What to produce: Output every record below exactly as it appears.

━━ Exercise materials

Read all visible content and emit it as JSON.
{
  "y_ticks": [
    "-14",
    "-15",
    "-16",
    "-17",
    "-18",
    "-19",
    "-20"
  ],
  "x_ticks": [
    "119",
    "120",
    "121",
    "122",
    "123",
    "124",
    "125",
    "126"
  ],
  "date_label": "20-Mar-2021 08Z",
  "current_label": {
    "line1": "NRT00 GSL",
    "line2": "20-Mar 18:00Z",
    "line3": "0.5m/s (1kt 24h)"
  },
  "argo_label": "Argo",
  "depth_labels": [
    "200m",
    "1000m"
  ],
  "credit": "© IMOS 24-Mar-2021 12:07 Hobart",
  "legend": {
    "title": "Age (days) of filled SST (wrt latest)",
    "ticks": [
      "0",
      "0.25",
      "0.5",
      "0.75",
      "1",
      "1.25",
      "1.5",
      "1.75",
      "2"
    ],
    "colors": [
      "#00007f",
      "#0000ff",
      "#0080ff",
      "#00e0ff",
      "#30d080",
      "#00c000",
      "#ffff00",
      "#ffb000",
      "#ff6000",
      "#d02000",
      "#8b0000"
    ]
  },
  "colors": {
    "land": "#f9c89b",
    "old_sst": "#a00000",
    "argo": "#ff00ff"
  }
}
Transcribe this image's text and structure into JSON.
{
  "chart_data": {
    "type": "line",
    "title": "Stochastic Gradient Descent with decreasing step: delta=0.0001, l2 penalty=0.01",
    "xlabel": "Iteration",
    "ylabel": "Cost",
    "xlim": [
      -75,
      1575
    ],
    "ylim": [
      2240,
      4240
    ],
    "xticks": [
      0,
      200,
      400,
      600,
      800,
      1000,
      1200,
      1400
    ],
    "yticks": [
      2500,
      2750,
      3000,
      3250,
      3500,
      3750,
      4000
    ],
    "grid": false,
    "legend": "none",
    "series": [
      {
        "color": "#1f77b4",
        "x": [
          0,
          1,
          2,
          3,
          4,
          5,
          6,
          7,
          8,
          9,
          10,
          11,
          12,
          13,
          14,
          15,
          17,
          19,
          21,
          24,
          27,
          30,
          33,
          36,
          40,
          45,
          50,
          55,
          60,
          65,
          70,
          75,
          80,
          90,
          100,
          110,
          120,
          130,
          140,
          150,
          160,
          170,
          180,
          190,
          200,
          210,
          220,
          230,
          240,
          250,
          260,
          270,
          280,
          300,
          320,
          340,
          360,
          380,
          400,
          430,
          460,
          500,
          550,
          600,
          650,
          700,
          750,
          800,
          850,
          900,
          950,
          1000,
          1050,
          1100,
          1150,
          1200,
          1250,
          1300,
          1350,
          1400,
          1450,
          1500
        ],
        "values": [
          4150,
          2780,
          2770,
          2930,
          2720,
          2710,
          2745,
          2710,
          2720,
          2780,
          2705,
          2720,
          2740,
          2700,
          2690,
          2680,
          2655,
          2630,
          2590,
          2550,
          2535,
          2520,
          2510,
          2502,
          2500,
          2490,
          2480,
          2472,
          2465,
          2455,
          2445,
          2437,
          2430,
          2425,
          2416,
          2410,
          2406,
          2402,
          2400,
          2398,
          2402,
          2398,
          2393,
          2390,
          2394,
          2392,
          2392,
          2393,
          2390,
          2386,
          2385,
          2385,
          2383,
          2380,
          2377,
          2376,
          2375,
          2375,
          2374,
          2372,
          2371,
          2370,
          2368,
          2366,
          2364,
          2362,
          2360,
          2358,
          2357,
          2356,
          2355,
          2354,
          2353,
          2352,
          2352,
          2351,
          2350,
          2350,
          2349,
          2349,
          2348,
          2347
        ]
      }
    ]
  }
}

━━━━

Complete response:
Read all visible content and emit it as JSON.
{
  "y_ticks": [
    "-14",
    "-15",
    "-16",
    "-17",
    "-18",
    "-19",
    "-20"
  ],
  "x_ticks": [
    "119",
    "120",
    "121",
    "122",
    "123",
    "124",
    "125",
    "126"
  ],
  "date_label": "20-Mar-2021 08Z",
  "current_label": {
    "line1": "NRT00 GSL",
    "line2": "20-Mar 18:00Z",
    "line3": "0.5m/s (1kt 24h)"
  },
  "argo_label": "Argo",
  "depth_labels": [
    "200m",
    "1000m"
  ],
  "credit": "© IMOS 24-Mar-2021 12:07 Hobart",
  "legend": {
    "title": "Age (days) of filled SST (wrt latest)",
    "ticks": [
      "0",
      "0.25",
      "0.5",
      "0.75",
      "1",
      "1.25",
      "1.5",
      "1.75",
      "2"
    ],
    "colors": [
      "#00007f",
      "#0000ff",
      "#0080ff",
      "#00e0ff",
      "#30d080",
      "#00c000",
      "#ffff00",
      "#ffb000",
      "#ff6000",
      "#d02000",
      "#8b0000"
    ]
  },
  "colors": {
    "land": "#f9c89b",
    "old_sst": "#a00000",
    "argo": "#ff00ff"
  }
}
Transcribe this image's text and structure into JSON.
{
  "chart_data": {
    "type": "line",
    "title": "Stochastic Gradient Descent with decreasing step: delta=0.0001, l2 penalty=0.01",
    "xlabel": "Iteration",
    "ylabel": "Cost",
    "xlim": [
      -75,
      1575
    ],
    "ylim": [
      2240,
      4240
    ],
    "xticks": [
      0,
      200,
      400,
      600,
      800,
      1000,
      1200,
      1400
    ],
    "yticks": [
      2500,
      2750,
      3000,
      3250,
      3500,
      3750,
      4000
    ],
    "grid": false,
    "legend": "none",
    "series": [
      {
        "color": "#1f77b4",
        "x": [
          0,
          1,
          2,
          3,
          4,
          5,
          6,
          7,
          8,
          9,
          10,
          11,
          12,
          13,
          14,
          15,
          17,
          19,
          21,
          24,
          27,
          30,
          33,
          36,
          40,
          45,
          50,
          55,
          60,
          65,
          70,
          75,
          80,
          90,
          100,
          110,
          120,
          130,
          140,
          150,
          160,
          170,
          180,
          190,
          200,
          210,
          220,
          230,
          240,
          250,
          260,
          270,
          280,
          300,
          320,
          340,
          360,
          380,
          400,
          430,
          460,
          500,
          550,
          600,
          650,
          700,
          750,
          800,
          850,
          900,
          950,
          1000,
          1050,
          1100,
          1150,
          1200,
          1250,
          1300,
          1350,
          1400,
          1450,
          1500
        ],
        "values": [
          4150,
          2780,
          2770,
          2930,
          2720,
          2710,
          2745,
          2710,
          2720,
          2780,
          2705,
          2720,
          2740,
          2700,
          2690,
          2680,
          2655,
          2630,
          2590,
          2550,
          2535,
          2520,
          2510,
          2502,
          2500,
          2490,
          2480,
          2472,
          2465,
          2455,
          2445,
          2437,
          2430,
          2425,
          2416,
          2410,
          2406,
          2402,
          2400,
          2398,
          2402,
          2398,
          2393,
          2390,
          2394,
          2392,
          2392,
          2393,
          2390,
          2386,
          2385,
          2385,
          2383,
          2380,
          2377,
          2376,
          2375,
          2375,
          2374,
          2372,
          2371,
          2370,
          2368,
          2366,
          2364,
          2362,
          2360,
          2358,
          2357,
          2356,
          2355,
          2354,
          2353,
          2352,
          2352,
          2351,
          2350,
          2350,
          2349,
          2349,
          2348,
          2347
        ]
      }
    ]
  }
}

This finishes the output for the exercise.